Objective: Copy all of the material exactly. Pictures are not to appear in the copy.

Supplied data:
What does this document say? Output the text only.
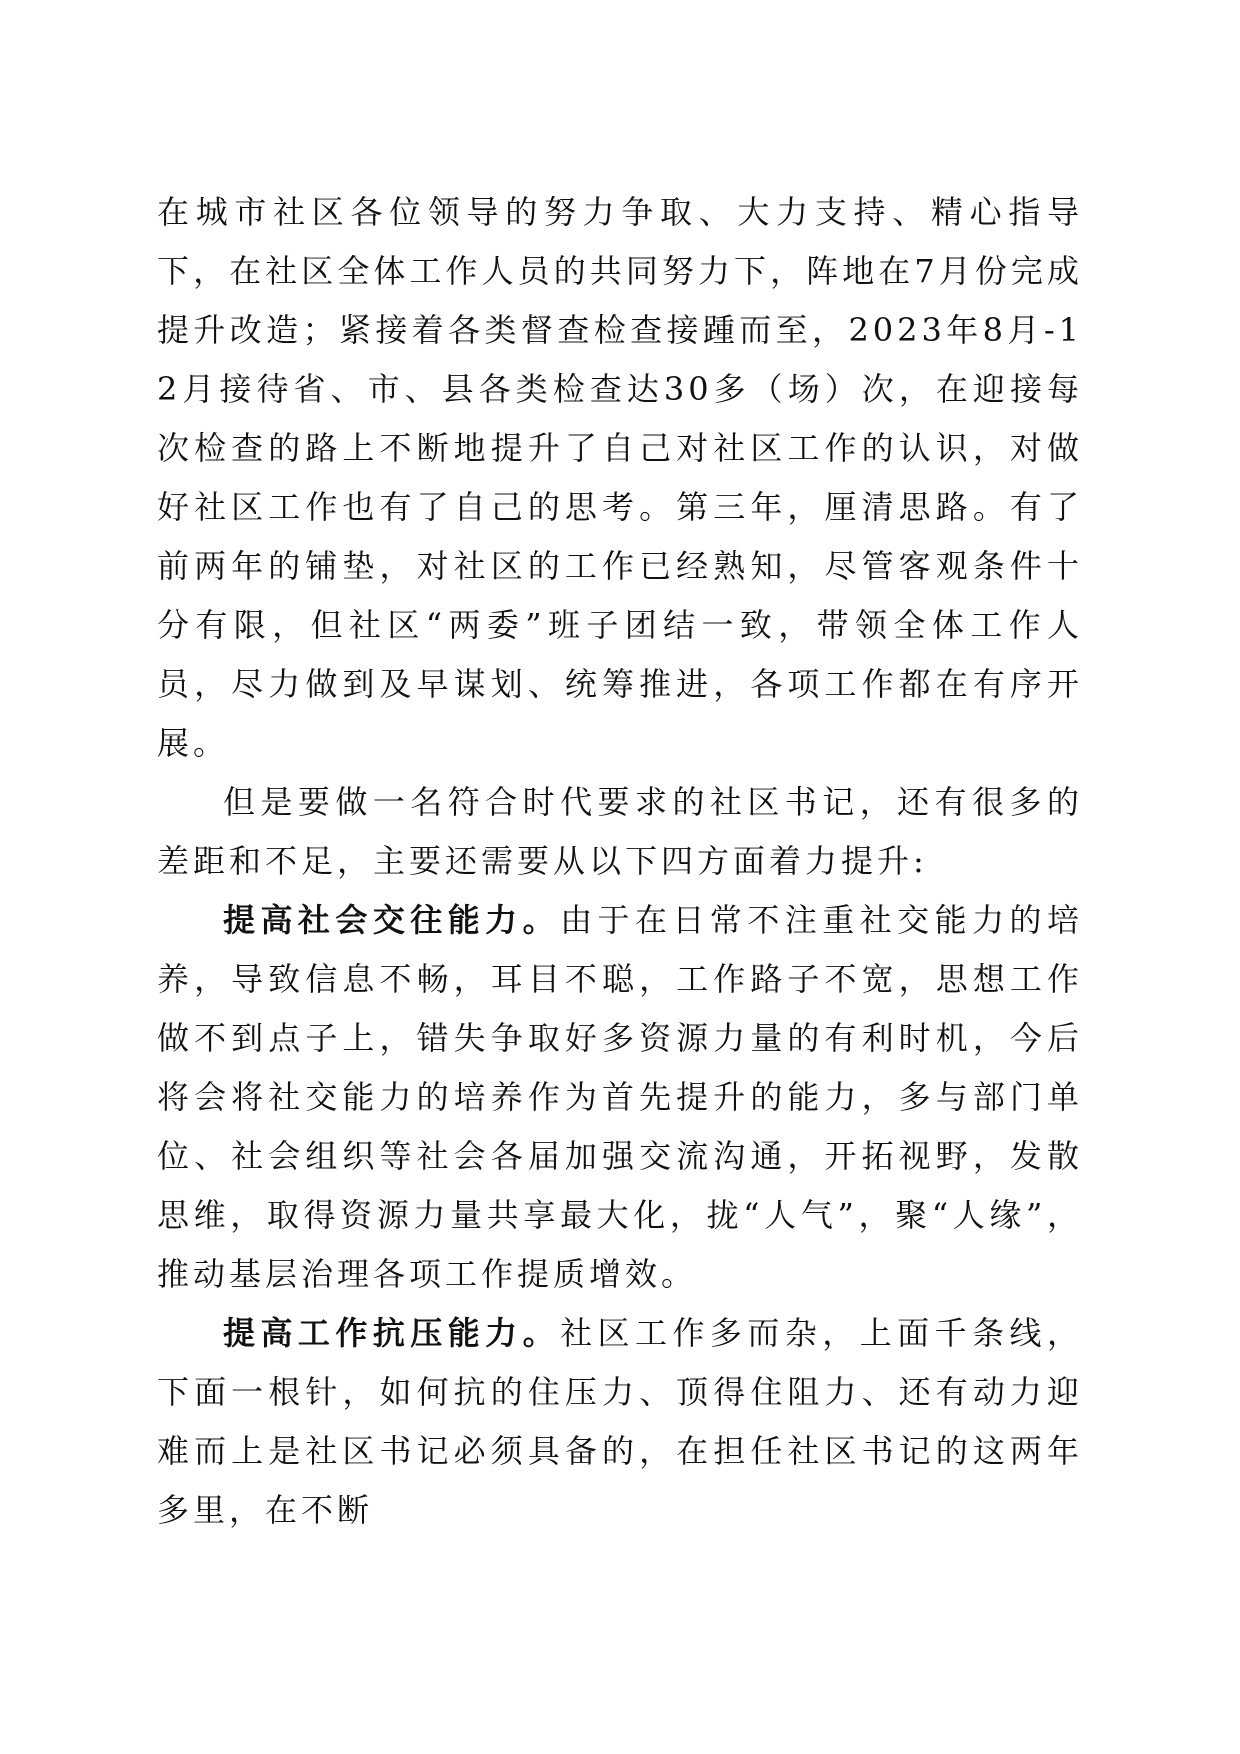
在城市社区各位领导的努力争取、大力支持、精心指导下，在社区全体工作人员的共同努力下，阵地在7月份完成提升改造；紧接着各类督查检查接踵而至，2023年8月-12月接待省、市、县各类检查达30多（场）次，在迎接每次检查的路上不断地提升了自己对社区工作的认识，对做好社区工作也有了自己的思考。第三年，厘清思路。有了前两年的铺垫，对社区的工作已经熟知，尽管客观条件十分有限，但社区“两委”班子团结一致，带领全体工作人员，尽力做到及早谋划、统筹推进，各项工作都在有序开展。

但是要做一名符合时代要求的社区书记，还有很多的差距和不足，主要还需要从以下四方面着力提升:

提高社会交往能力。由于在日常不注重社交能力的培养，导致信息不畅，耳目不聪，工作路子不宽，思想工作做不到点子上，错失争取好多资源力量的有利时机，今后将会将社交能力的培养作为首先提升的能力，多与部门单位、社会组织等社会各届加强交流沟通，开拓视野，发散思维，取得资源力量共享最大化，拢“人气”，聚“人缘”，推动基层治理各项工作提质增效。

提高工作抗压能力。社区工作多而杂，上面千条线，下面一根针，如何抗的住压力、顶得住阻力、还有动力迎难而上是社区书记必须具备的，在担任社区书记的这两年多里，在不断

Complete answer:
What does this document say? Output the text only.
在城市社区各位领导的努力争取、大力支持、精心指导下，在社区全体工作人员的共同努力下，阵地在7月份完成提升改造；紧接着各类督查检查接踵而至，2023年8月-12月接待省、市、县各类检查达30多（场）次，在迎接每次检查的路上不断地提升了自己对社区工作的认识，对做好社区工作也有了自己的思考。第三年，厘清思路。有了前两年的铺垫，对社区的工作已经熟知，尽管客观条件十分有限，但社区“两委”班子团结一致，带领全体工作人员，尽力做到及早谋划、统筹推进，各项工作都在有序开展。

但是要做一名符合时代要求的社区书记，还有很多的差距和不足，主要还需要从以下四方面着力提升:

提高社会交往能力。由于在日常不注重社交能力的培养，导致信息不畅，耳目不聪，工作路子不宽，思想工作做不到点子上，错失争取好多资源力量的有利时机，今后将会将社交能力的培养作为首先提升的能力，多与部门单位、社会组织等社会各届加强交流沟通，开拓视野，发散思维，取得资源力量共享最大化，拢“人气”，聚“人缘”，推动基层治理各项工作提质增效。

提高工作抗压能力。社区工作多而杂，上面千条线，下面一根针，如何抗的住压力、顶得住阻力、还有动力迎难而上是社区书记必须具备的，在担任社区书记的这两年多里，在不断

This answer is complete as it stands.